:: EXERCISE DETAILS ::
Scan the material for the word "shopping", and copy each line where it shows up.

(Saved data entries)
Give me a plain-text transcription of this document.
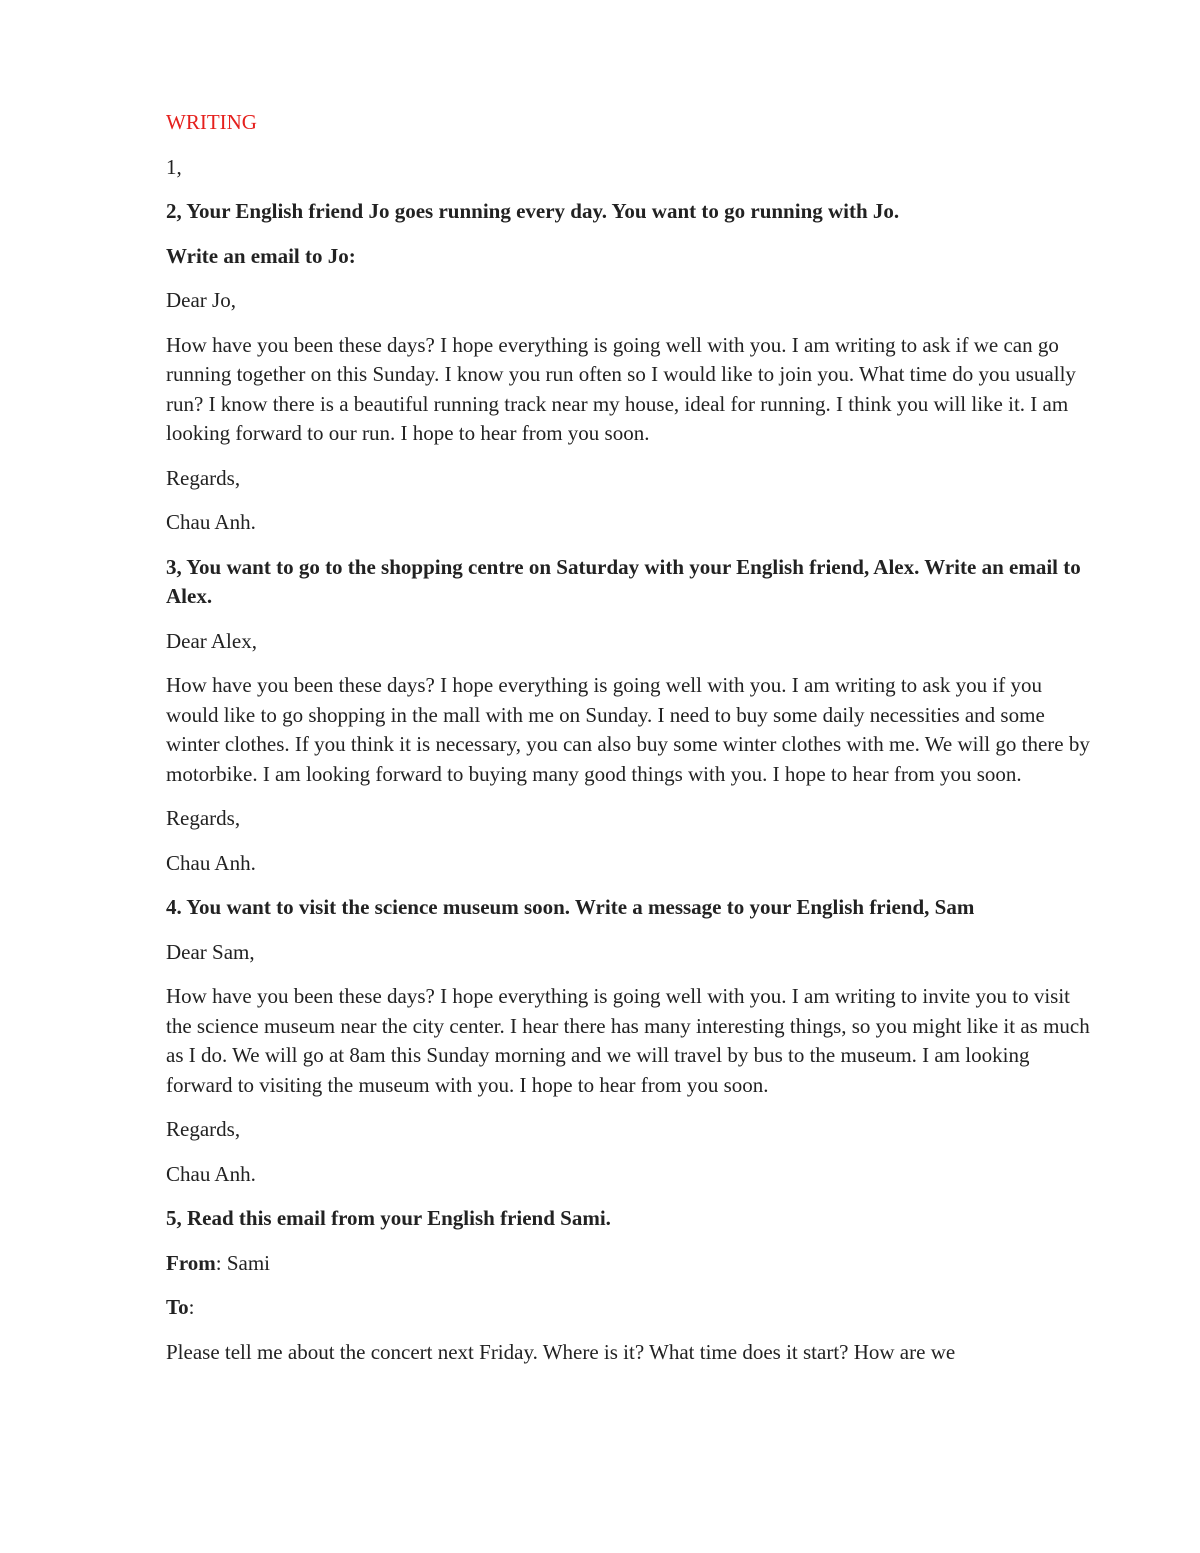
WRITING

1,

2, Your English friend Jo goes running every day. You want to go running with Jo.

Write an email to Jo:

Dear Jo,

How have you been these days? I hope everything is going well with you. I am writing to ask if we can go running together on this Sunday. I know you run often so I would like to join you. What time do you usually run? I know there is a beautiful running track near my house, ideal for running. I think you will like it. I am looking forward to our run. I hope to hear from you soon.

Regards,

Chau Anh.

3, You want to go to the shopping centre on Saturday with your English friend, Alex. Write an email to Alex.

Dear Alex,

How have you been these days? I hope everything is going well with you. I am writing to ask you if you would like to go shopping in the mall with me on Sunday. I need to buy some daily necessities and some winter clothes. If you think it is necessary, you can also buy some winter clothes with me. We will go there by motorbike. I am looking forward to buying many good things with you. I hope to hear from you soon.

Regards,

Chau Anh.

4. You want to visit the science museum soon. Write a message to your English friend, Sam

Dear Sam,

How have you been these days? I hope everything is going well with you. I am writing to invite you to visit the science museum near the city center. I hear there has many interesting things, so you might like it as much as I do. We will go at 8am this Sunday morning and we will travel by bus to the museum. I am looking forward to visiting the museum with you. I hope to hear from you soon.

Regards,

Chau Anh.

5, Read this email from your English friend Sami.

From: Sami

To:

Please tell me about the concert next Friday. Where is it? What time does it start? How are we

:: EXERCISE SOLUTION ::
3, You want to go to the shopping centre on Saturday with your English friend, Alex. Write an email to Alex.
How have you been these days? I hope everything is going well with you. I am writing to ask you if you would like to go shopping in the mall with me on Sunday. I need to buy some daily necessities and some winter clothes. If you think it is necessary, you can also buy some winter clothes with me. We will go there by motorbike. I am looking forward to buying many good things with you. I hope to hear from you soon.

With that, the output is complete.